TO BE DONE:
Each line should be copied exactly.

[start of RECORDS SUPPLIED]

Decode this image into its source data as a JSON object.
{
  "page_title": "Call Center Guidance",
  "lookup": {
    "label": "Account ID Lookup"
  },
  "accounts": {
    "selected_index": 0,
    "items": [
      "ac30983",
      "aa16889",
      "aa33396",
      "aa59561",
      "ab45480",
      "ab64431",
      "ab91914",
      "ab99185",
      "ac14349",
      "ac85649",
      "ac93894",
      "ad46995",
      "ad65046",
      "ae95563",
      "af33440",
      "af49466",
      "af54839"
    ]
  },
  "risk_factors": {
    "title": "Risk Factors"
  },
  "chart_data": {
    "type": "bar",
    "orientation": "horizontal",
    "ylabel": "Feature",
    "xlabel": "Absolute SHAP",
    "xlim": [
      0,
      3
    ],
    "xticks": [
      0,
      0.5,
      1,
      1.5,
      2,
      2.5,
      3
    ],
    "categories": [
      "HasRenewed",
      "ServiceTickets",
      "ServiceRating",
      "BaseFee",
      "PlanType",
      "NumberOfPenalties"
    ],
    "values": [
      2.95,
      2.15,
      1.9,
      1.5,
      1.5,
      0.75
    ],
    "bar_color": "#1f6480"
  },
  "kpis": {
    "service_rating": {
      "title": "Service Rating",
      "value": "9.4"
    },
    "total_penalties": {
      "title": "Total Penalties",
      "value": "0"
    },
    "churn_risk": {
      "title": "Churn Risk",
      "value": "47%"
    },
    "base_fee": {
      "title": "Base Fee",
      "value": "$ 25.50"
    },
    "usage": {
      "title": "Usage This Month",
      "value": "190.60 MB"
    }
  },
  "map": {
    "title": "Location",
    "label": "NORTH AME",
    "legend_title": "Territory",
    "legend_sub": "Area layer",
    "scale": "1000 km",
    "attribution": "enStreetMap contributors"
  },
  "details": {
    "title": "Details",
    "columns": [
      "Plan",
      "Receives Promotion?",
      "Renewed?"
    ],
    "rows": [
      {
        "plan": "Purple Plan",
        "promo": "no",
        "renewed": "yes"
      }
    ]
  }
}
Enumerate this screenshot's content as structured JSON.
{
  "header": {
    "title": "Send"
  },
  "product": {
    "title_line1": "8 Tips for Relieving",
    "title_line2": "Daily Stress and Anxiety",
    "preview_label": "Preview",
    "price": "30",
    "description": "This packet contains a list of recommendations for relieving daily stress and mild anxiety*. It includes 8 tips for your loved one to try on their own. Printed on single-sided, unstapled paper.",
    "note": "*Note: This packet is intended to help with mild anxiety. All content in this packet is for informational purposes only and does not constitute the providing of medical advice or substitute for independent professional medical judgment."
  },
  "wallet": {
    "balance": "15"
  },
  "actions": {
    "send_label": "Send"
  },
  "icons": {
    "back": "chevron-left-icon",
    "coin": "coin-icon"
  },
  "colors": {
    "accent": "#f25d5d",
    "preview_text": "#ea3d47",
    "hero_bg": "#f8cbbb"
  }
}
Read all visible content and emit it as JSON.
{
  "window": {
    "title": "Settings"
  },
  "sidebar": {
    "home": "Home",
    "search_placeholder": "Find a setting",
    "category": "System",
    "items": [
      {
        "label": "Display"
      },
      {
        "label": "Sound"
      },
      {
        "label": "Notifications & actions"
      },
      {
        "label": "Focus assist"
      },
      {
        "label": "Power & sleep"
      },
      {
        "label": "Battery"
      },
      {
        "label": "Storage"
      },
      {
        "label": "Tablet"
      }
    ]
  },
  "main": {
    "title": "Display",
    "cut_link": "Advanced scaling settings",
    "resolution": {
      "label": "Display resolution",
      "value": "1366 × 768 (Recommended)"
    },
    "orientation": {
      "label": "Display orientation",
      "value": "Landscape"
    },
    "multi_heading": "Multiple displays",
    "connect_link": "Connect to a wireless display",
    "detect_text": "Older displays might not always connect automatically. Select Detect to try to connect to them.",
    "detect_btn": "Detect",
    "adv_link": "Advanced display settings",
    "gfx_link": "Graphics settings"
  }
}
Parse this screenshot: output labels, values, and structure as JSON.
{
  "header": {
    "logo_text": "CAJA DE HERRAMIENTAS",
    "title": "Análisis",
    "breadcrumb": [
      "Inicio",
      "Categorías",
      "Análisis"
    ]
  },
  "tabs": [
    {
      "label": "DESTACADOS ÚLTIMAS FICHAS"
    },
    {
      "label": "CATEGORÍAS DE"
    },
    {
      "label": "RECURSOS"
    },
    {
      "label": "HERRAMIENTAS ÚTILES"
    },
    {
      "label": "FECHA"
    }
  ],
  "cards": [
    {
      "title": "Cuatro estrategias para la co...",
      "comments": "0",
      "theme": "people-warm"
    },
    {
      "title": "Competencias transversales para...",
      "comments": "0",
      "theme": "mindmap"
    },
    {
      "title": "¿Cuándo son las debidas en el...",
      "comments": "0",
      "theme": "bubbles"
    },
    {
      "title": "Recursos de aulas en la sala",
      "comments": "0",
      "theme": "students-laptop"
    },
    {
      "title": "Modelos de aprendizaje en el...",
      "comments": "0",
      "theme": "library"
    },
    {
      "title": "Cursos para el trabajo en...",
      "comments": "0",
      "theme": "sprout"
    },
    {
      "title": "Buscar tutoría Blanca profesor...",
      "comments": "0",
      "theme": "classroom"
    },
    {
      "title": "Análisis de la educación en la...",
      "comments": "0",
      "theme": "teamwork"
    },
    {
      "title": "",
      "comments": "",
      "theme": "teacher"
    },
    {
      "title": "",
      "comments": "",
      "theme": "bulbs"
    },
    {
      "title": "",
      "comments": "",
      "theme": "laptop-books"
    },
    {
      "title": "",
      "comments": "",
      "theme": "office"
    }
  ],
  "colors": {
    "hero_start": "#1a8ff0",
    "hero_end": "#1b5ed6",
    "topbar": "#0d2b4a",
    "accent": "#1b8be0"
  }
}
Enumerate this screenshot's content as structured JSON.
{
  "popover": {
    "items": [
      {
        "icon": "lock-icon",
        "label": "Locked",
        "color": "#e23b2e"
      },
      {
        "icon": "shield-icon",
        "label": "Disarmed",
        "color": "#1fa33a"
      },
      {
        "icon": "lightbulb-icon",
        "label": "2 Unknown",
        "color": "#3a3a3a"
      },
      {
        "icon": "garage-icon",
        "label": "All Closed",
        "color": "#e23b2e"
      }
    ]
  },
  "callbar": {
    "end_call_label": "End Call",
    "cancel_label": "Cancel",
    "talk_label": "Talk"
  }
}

[end of RECORDS SUPPLIED]

SOLUTION:
Decode this image into its source data as a JSON object.
{
  "page_title": "Call Center Guidance",
  "lookup": {
    "label": "Account ID Lookup"
  },
  "accounts": {
    "selected_index": 0,
    "items": [
      "ac30983",
      "aa16889",
      "aa33396",
      "aa59561",
      "ab45480",
      "ab64431",
      "ab91914",
      "ab99185",
      "ac14349",
      "ac85649",
      "ac93894",
      "ad46995",
      "ad65046",
      "ae95563",
      "af33440",
      "af49466",
      "af54839"
    ]
  },
  "risk_factors": {
    "title": "Risk Factors"
  },
  "chart_data": {
    "type": "bar",
    "orientation": "horizontal",
    "ylabel": "Feature",
    "xlabel": "Absolute SHAP",
    "xlim": [
      0,
      3
    ],
    "xticks": [
      0,
      0.5,
      1,
      1.5,
      2,
      2.5,
      3
    ],
    "categories": [
      "HasRenewed",
      "ServiceTickets",
      "ServiceRating",
      "BaseFee",
      "PlanType",
      "NumberOfPenalties"
    ],
    "values": [
      2.95,
      2.15,
      1.9,
      1.5,
      1.5,
      0.75
    ],
    "bar_color": "#1f6480"
  },
  "kpis": {
    "service_rating": {
      "title": "Service Rating",
      "value": "9.4"
    },
    "total_penalties": {
      "title": "Total Penalties",
      "value": "0"
    },
    "churn_risk": {
      "title": "Churn Risk",
      "value": "47%"
    },
    "base_fee": {
      "title": "Base Fee",
      "value": "$ 25.50"
    },
    "usage": {
      "title": "Usage This Month",
      "value": "190.60 MB"
    }
  },
  "map": {
    "title": "Location",
    "label": "NORTH AME",
    "legend_title": "Territory",
    "legend_sub": "Area layer",
    "scale": "1000 km",
    "attribution": "enStreetMap contributors"
  },
  "details": {
    "title": "Details",
    "columns": [
      "Plan",
      "Receives Promotion?",
      "Renewed?"
    ],
    "rows": [
      {
        "plan": "Purple Plan",
        "promo": "no",
        "renewed": "yes"
      }
    ]
  }
}
Enumerate this screenshot's content as structured JSON.
{
  "header": {
    "title": "Send"
  },
  "product": {
    "title_line1": "8 Tips for Relieving",
    "title_line2": "Daily Stress and Anxiety",
    "preview_label": "Preview",
    "price": "30",
    "description": "This packet contains a list of recommendations for relieving daily stress and mild anxiety*. It includes 8 tips for your loved one to try on their own. Printed on single-sided, unstapled paper.",
    "note": "*Note: This packet is intended to help with mild anxiety. All content in this packet is for informational purposes only and does not constitute the providing of medical advice or substitute for independent professional medical judgment."
  },
  "wallet": {
    "balance": "15"
  },
  "actions": {
    "send_label": "Send"
  },
  "icons": {
    "back": "chevron-left-icon",
    "coin": "coin-icon"
  },
  "colors": {
    "accent": "#f25d5d",
    "preview_text": "#ea3d47",
    "hero_bg": "#f8cbbb"
  }
}
Read all visible content and emit it as JSON.
{
  "window": {
    "title": "Settings"
  },
  "sidebar": {
    "home": "Home",
    "search_placeholder": "Find a setting",
    "category": "System",
    "items": [
      {
        "label": "Display"
      },
      {
        "label": "Sound"
      },
      {
        "label": "Notifications & actions"
      },
      {
        "label": "Focus assist"
      },
      {
        "label": "Power & sleep"
      },
      {
        "label": "Battery"
      },
      {
        "label": "Storage"
      },
      {
        "label": "Tablet"
      }
    ]
  },
  "main": {
    "title": "Display",
    "cut_link": "Advanced scaling settings",
    "resolution": {
      "label": "Display resolution",
      "value": "1366 × 768 (Recommended)"
    },
    "orientation": {
      "label": "Display orientation",
      "value": "Landscape"
    },
    "multi_heading": "Multiple displays",
    "connect_link": "Connect to a wireless display",
    "detect_text": "Older displays might not always connect automatically. Select Detect to try to connect to them.",
    "detect_btn": "Detect",
    "adv_link": "Advanced display settings",
    "gfx_link": "Graphics settings"
  }
}
Parse this screenshot: output labels, values, and structure as JSON.
{
  "header": {
    "logo_text": "CAJA DE HERRAMIENTAS",
    "title": "Análisis",
    "breadcrumb": [
      "Inicio",
      "Categorías",
      "Análisis"
    ]
  },
  "tabs": [
    {
      "label": "DESTACADOS ÚLTIMAS FICHAS"
    },
    {
      "label": "CATEGORÍAS DE"
    },
    {
      "label": "RECURSOS"
    },
    {
      "label": "HERRAMIENTAS ÚTILES"
    },
    {
      "label": "FECHA"
    }
  ],
  "cards": [
    {
      "title": "Cuatro estrategias para la co...",
      "comments": "0",
      "theme": "people-warm"
    },
    {
      "title": "Competencias transversales para...",
      "comments": "0",
      "theme": "mindmap"
    },
    {
      "title": "¿Cuándo son las debidas en el...",
      "comments": "0",
      "theme": "bubbles"
    },
    {
      "title": "Recursos de aulas en la sala",
      "comments": "0",
      "theme": "students-laptop"
    },
    {
      "title": "Modelos de aprendizaje en el...",
      "comments": "0",
      "theme": "library"
    },
    {
      "title": "Cursos para el trabajo en...",
      "comments": "0",
      "theme": "sprout"
    },
    {
      "title": "Buscar tutoría Blanca profesor...",
      "comments": "0",
      "theme": "classroom"
    },
    {
      "title": "Análisis de la educación en la...",
      "comments": "0",
      "theme": "teamwork"
    },
    {
      "title": "",
      "comments": "",
      "theme": "teacher"
    },
    {
      "title": "",
      "comments": "",
      "theme": "bulbs"
    },
    {
      "title": "",
      "comments": "",
      "theme": "laptop-books"
    },
    {
      "title": "",
      "comments": "",
      "theme": "office"
    }
  ],
  "colors": {
    "hero_start": "#1a8ff0",
    "hero_end": "#1b5ed6",
    "topbar": "#0d2b4a",
    "accent": "#1b8be0"
  }
}
Enumerate this screenshot's content as structured JSON.
{
  "popover": {
    "items": [
      {
        "icon": "lock-icon",
        "label": "Locked",
        "color": "#e23b2e"
      },
      {
        "icon": "shield-icon",
        "label": "Disarmed",
        "color": "#1fa33a"
      },
      {
        "icon": "lightbulb-icon",
        "label": "2 Unknown",
        "color": "#3a3a3a"
      },
      {
        "icon": "garage-icon",
        "label": "All Closed",
        "color": "#e23b2e"
      }
    ]
  },
  "callbar": {
    "end_call_label": "End Call",
    "cancel_label": "Cancel",
    "talk_label": "Talk"
  }
}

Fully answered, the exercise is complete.